(What is needed): Search the data below for "wanted"; list each line that holds it.

(Data):
---*---
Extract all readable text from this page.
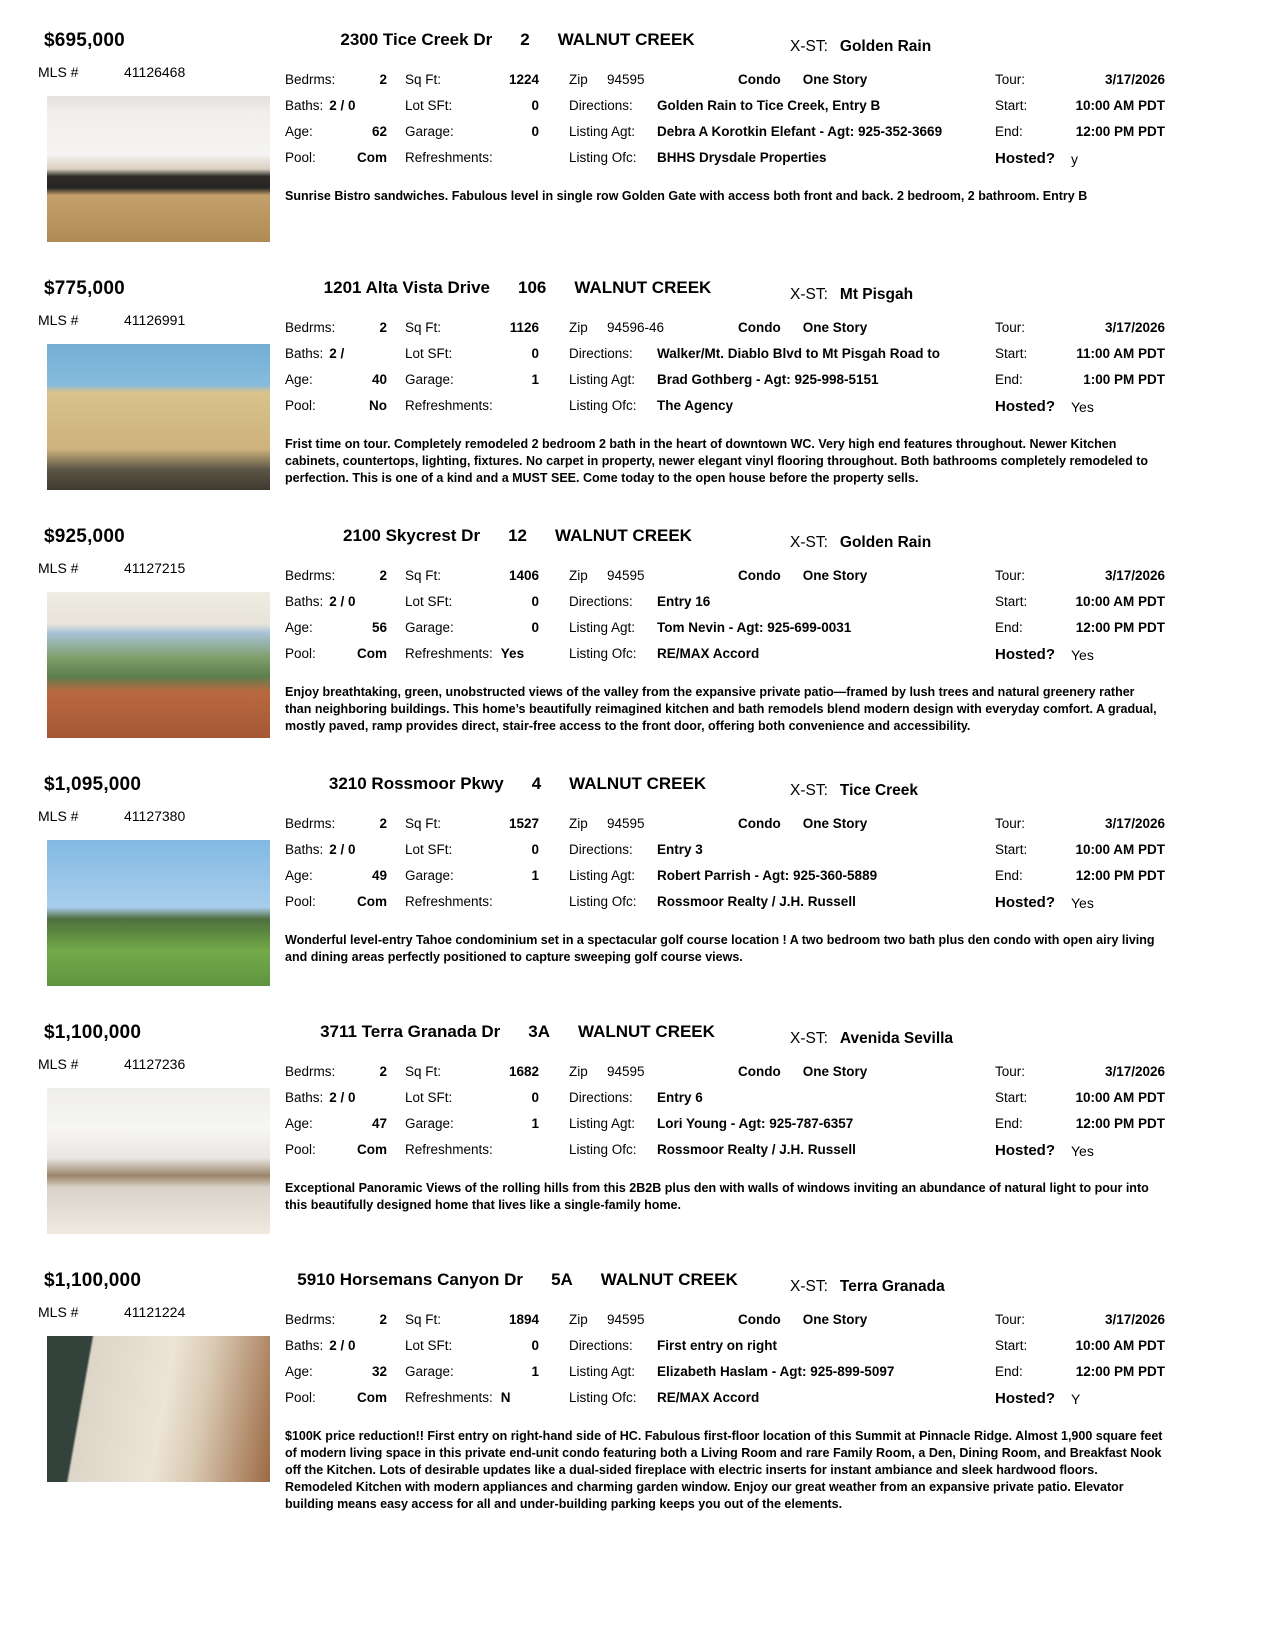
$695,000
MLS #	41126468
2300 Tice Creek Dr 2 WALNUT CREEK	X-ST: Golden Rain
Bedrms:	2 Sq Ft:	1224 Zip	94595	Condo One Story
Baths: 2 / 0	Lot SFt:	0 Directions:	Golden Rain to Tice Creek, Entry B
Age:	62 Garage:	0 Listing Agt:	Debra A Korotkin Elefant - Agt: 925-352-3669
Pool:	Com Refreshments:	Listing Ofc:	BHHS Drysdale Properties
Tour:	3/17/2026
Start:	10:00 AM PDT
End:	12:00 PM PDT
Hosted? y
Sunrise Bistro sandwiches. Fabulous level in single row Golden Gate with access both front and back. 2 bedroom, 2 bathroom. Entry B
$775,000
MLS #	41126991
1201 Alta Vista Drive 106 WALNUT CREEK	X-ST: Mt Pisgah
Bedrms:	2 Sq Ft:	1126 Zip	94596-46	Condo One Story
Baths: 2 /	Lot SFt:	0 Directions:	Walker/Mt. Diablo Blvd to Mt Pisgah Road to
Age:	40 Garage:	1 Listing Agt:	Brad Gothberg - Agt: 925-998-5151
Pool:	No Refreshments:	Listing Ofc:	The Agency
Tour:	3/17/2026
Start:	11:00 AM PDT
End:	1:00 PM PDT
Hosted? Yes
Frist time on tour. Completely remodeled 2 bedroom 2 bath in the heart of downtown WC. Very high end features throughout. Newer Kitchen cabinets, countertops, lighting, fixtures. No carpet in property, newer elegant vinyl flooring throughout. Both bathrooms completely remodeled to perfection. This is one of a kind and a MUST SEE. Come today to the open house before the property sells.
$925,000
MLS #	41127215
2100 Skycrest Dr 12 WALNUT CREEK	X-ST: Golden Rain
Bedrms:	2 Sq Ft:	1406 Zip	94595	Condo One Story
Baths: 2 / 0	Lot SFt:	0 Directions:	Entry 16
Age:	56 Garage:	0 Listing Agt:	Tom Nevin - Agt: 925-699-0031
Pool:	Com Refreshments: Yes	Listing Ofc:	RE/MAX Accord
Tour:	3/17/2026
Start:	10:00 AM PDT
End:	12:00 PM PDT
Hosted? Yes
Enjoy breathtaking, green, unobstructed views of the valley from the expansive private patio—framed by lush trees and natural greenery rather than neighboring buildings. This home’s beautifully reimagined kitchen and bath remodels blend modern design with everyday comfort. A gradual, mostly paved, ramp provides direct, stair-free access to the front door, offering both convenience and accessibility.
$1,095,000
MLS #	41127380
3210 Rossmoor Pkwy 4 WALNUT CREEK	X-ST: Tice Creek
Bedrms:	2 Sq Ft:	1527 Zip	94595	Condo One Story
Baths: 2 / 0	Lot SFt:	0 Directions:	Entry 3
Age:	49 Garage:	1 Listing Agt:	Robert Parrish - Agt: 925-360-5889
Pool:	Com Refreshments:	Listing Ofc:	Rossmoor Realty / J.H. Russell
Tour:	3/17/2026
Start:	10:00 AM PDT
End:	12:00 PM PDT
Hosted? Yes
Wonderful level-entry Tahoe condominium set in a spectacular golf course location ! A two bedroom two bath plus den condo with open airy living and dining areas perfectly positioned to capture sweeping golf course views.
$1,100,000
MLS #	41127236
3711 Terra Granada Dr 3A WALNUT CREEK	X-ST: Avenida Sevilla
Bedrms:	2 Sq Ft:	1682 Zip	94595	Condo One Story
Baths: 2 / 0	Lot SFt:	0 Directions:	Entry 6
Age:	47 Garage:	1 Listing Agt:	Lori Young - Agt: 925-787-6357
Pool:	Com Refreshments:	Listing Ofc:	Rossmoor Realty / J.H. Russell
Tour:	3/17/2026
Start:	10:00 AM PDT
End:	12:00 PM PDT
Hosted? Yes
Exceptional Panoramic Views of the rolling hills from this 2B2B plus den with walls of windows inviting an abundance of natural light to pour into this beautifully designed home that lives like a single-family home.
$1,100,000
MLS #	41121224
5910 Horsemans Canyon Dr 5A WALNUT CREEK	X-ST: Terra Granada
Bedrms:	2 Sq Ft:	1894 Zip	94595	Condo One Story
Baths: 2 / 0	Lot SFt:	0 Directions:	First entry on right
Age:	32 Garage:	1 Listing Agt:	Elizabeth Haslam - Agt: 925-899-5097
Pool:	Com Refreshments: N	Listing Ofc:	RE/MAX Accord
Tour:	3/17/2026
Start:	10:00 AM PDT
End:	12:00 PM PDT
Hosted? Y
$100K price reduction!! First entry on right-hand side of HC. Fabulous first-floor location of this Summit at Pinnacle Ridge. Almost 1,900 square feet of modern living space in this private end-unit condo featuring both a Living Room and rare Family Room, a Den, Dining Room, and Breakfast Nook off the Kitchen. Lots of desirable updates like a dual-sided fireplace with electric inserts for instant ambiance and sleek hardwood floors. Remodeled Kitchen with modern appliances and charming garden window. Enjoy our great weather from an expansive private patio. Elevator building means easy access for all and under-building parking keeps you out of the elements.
---*---
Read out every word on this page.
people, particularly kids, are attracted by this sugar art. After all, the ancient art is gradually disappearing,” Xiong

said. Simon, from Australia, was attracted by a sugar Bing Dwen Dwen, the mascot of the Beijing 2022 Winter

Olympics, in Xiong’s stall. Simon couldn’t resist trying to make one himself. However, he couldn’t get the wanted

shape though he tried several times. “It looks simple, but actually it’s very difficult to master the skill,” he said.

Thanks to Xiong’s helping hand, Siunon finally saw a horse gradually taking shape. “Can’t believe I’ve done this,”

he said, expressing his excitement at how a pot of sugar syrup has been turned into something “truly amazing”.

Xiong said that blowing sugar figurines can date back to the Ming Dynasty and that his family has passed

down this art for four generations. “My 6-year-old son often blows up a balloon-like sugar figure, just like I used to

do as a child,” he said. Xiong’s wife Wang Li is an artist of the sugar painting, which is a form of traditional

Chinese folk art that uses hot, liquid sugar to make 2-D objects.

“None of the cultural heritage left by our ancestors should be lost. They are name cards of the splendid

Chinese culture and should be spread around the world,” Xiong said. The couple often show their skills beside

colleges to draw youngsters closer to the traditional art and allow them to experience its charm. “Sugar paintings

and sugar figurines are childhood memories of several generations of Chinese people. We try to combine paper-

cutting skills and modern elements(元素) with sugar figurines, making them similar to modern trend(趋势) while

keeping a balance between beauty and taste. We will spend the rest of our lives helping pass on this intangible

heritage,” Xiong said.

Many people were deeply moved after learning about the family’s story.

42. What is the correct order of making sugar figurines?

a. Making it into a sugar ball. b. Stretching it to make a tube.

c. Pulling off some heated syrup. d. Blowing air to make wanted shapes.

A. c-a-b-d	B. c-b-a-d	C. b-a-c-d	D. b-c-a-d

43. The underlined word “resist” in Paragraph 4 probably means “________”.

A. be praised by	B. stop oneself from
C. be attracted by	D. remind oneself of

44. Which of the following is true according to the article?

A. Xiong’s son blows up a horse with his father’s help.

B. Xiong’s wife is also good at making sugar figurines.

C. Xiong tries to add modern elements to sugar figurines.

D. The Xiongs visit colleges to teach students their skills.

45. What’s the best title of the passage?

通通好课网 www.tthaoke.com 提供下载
---*---
(Result of this task):
Olympics, in Xiong’s stall. Simon couldn’t resist trying to make one himself. However, he couldn’t get the wanted
c. Pulling off some heated syrup. d. Blowing air to make wanted shapes.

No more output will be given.